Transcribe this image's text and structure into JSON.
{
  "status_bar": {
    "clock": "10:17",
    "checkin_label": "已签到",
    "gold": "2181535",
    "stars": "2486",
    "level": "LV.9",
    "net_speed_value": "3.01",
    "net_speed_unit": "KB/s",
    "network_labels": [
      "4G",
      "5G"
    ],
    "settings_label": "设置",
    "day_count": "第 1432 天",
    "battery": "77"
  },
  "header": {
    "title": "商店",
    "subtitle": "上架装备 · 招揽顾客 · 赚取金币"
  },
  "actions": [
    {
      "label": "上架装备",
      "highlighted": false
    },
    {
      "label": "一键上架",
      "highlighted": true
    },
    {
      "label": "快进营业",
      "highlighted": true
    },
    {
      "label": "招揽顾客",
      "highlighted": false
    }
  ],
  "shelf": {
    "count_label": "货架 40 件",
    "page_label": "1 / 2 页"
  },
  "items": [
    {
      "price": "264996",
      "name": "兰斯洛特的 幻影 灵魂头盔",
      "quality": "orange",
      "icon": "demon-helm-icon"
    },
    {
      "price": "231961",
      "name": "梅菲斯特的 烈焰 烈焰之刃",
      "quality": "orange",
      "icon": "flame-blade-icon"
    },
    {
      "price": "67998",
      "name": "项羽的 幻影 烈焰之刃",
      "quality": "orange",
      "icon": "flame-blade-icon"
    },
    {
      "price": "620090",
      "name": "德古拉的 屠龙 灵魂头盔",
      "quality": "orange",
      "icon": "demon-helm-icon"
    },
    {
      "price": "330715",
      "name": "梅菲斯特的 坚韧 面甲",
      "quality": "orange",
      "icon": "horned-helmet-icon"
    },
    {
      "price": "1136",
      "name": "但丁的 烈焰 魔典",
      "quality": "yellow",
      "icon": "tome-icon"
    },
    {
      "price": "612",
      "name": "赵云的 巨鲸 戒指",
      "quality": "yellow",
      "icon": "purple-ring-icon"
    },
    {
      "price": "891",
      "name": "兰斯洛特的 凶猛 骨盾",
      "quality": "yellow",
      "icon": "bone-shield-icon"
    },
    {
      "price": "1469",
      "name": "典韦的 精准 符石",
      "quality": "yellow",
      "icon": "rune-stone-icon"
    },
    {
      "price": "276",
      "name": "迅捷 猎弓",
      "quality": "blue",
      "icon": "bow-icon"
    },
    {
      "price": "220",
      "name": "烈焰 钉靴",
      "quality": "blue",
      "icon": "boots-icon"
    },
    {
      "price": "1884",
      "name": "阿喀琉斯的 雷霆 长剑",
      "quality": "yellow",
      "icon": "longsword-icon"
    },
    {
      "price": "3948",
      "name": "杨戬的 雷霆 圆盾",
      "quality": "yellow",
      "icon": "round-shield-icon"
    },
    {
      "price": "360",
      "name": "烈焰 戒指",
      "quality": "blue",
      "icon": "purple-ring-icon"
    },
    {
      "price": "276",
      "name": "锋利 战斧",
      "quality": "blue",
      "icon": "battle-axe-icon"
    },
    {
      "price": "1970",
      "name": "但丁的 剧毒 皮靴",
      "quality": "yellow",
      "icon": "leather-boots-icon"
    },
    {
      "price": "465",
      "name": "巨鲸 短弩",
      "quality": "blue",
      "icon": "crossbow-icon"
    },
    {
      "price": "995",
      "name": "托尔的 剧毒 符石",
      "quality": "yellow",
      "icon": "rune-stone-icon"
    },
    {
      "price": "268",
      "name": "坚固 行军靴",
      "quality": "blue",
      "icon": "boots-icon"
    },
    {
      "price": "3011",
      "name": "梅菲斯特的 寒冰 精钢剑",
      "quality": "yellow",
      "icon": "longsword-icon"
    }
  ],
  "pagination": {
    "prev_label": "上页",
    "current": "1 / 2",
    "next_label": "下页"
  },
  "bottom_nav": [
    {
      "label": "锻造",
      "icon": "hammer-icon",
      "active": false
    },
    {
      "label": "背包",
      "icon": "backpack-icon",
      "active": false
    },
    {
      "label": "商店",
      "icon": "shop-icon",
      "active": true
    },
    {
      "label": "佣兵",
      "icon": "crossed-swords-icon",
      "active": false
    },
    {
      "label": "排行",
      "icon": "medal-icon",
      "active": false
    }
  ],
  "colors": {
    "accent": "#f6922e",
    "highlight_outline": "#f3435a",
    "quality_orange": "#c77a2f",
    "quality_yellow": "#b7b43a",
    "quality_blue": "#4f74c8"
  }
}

* * * * *

• EXERCISE OBJECTIVE: Copy out all of the records shown above exactly.

• RESPONSE:
Transcribe this image's text and structure into JSON.
{
  "status_bar": {
    "clock": "10:17",
    "checkin_label": "已签到",
    "gold": "2181535",
    "stars": "2486",
    "level": "LV.9",
    "net_speed_value": "3.01",
    "net_speed_unit": "KB/s",
    "network_labels": [
      "4G",
      "5G"
    ],
    "settings_label": "设置",
    "day_count": "第 1432 天",
    "battery": "77"
  },
  "header": {
    "title": "商店",
    "subtitle": "上架装备 · 招揽顾客 · 赚取金币"
  },
  "actions": [
    {
      "label": "上架装备",
      "highlighted": false
    },
    {
      "label": "一键上架",
      "highlighted": true
    },
    {
      "label": "快进营业",
      "highlighted": true
    },
    {
      "label": "招揽顾客",
      "highlighted": false
    }
  ],
  "shelf": {
    "count_label": "货架 40 件",
    "page_label": "1 / 2 页"
  },
  "items": [
    {
      "price": "264996",
      "name": "兰斯洛特的 幻影 灵魂头盔",
      "quality": "orange",
      "icon": "demon-helm-icon"
    },
    {
      "price": "231961",
      "name": "梅菲斯特的 烈焰 烈焰之刃",
      "quality": "orange",
      "icon": "flame-blade-icon"
    },
    {
      "price": "67998",
      "name": "项羽的 幻影 烈焰之刃",
      "quality": "orange",
      "icon": "flame-blade-icon"
    },
    {
      "price": "620090",
      "name": "德古拉的 屠龙 灵魂头盔",
      "quality": "orange",
      "icon": "demon-helm-icon"
    },
    {
      "price": "330715",
      "name": "梅菲斯特的 坚韧 面甲",
      "quality": "orange",
      "icon": "horned-helmet-icon"
    },
    {
      "price": "1136",
      "name": "但丁的 烈焰 魔典",
      "quality": "yellow",
      "icon": "tome-icon"
    },
    {
      "price": "612",
      "name": "赵云的 巨鲸 戒指",
      "quality": "yellow",
      "icon": "purple-ring-icon"
    },
    {
      "price": "891",
      "name": "兰斯洛特的 凶猛 骨盾",
      "quality": "yellow",
      "icon": "bone-shield-icon"
    },
    {
      "price": "1469",
      "name": "典韦的 精准 符石",
      "quality": "yellow",
      "icon": "rune-stone-icon"
    },
    {
      "price": "276",
      "name": "迅捷 猎弓",
      "quality": "blue",
      "icon": "bow-icon"
    },
    {
      "price": "220",
      "name": "烈焰 钉靴",
      "quality": "blue",
      "icon": "boots-icon"
    },
    {
      "price": "1884",
      "name": "阿喀琉斯的 雷霆 长剑",
      "quality": "yellow",
      "icon": "longsword-icon"
    },
    {
      "price": "3948",
      "name": "杨戬的 雷霆 圆盾",
      "quality": "yellow",
      "icon": "round-shield-icon"
    },
    {
      "price": "360",
      "name": "烈焰 戒指",
      "quality": "blue",
      "icon": "purple-ring-icon"
    },
    {
      "price": "276",
      "name": "锋利 战斧",
      "quality": "blue",
      "icon": "battle-axe-icon"
    },
    {
      "price": "1970",
      "name": "但丁的 剧毒 皮靴",
      "quality": "yellow",
      "icon": "leather-boots-icon"
    },
    {
      "price": "465",
      "name": "巨鲸 短弩",
      "quality": "blue",
      "icon": "crossbow-icon"
    },
    {
      "price": "995",
      "name": "托尔的 剧毒 符石",
      "quality": "yellow",
      "icon": "rune-stone-icon"
    },
    {
      "price": "268",
      "name": "坚固 行军靴",
      "quality": "blue",
      "icon": "boots-icon"
    },
    {
      "price": "3011",
      "name": "梅菲斯特的 寒冰 精钢剑",
      "quality": "yellow",
      "icon": "longsword-icon"
    }
  ],
  "pagination": {
    "prev_label": "上页",
    "current": "1 / 2",
    "next_label": "下页"
  },
  "bottom_nav": [
    {
      "label": "锻造",
      "icon": "hammer-icon",
      "active": false
    },
    {
      "label": "背包",
      "icon": "backpack-icon",
      "active": false
    },
    {
      "label": "商店",
      "icon": "shop-icon",
      "active": true
    },
    {
      "label": "佣兵",
      "icon": "crossed-swords-icon",
      "active": false
    },
    {
      "label": "排行",
      "icon": "medal-icon",
      "active": false
    }
  ],
  "colors": {
    "accent": "#f6922e",
    "highlight_outline": "#f3435a",
    "quality_orange": "#c77a2f",
    "quality_yellow": "#b7b43a",
    "quality_blue": "#4f74c8"
  }
}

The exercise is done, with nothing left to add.